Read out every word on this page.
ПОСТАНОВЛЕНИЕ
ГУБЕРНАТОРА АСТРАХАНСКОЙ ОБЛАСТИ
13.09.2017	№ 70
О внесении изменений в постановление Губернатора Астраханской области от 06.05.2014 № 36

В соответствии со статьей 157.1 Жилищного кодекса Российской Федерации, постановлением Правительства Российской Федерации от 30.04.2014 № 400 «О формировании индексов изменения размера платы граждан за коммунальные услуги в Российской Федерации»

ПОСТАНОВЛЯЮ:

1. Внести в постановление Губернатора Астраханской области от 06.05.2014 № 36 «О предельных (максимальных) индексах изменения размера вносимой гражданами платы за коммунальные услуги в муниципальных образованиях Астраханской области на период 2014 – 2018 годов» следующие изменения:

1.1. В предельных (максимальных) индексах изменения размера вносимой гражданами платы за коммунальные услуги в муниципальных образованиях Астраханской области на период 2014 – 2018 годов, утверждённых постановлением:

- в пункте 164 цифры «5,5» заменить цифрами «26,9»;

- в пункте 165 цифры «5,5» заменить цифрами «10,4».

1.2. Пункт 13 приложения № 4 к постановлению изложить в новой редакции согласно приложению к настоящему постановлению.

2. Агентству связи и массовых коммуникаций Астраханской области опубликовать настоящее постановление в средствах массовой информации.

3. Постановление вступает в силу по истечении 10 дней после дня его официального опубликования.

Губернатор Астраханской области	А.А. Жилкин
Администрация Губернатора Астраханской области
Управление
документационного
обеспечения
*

__________________________________________________

*AIM*
Repeat each record in full; every line must match exactly.

*SOLUTION TO THIS EXERCISE*
Read out every word on this page.
ПОСТАНОВЛЕНИЕ
ГУБЕРНАТОРА АСТРАХАНСКОЙ ОБЛАСТИ
13.09.2017	№ 70
О внесении изменений в постановление Губернатора Астраханской области от 06.05.2014 № 36

В соответствии со статьей 157.1 Жилищного кодекса Российской Федерации, постановлением Правительства Российской Федерации от 30.04.2014 № 400 «О формировании индексов изменения размера платы граждан за коммунальные услуги в Российской Федерации»

ПОСТАНОВЛЯЮ:

1. Внести в постановление Губернатора Астраханской области от 06.05.2014 № 36 «О предельных (максимальных) индексах изменения размера вносимой гражданами платы за коммунальные услуги в муниципальных образованиях Астраханской области на период 2014 – 2018 годов» следующие изменения:

1.1. В предельных (максимальных) индексах изменения размера вносимой гражданами платы за коммунальные услуги в муниципальных образованиях Астраханской области на период 2014 – 2018 годов, утверждённых постановлением:

- в пункте 164 цифры «5,5» заменить цифрами «26,9»;

- в пункте 165 цифры «5,5» заменить цифрами «10,4».

1.2. Пункт 13 приложения № 4 к постановлению изложить в новой редакции согласно приложению к настоящему постановлению.

2. Агентству связи и массовых коммуникаций Астраханской области опубликовать настоящее постановление в средствах массовой информации.

3. Постановление вступает в силу по истечении 10 дней после дня его официального опубликования.

Губернатор Астраханской области	А.А. Жилкин
Администрация Губернатора Астраханской области
Управление
документационного
обеспечения
*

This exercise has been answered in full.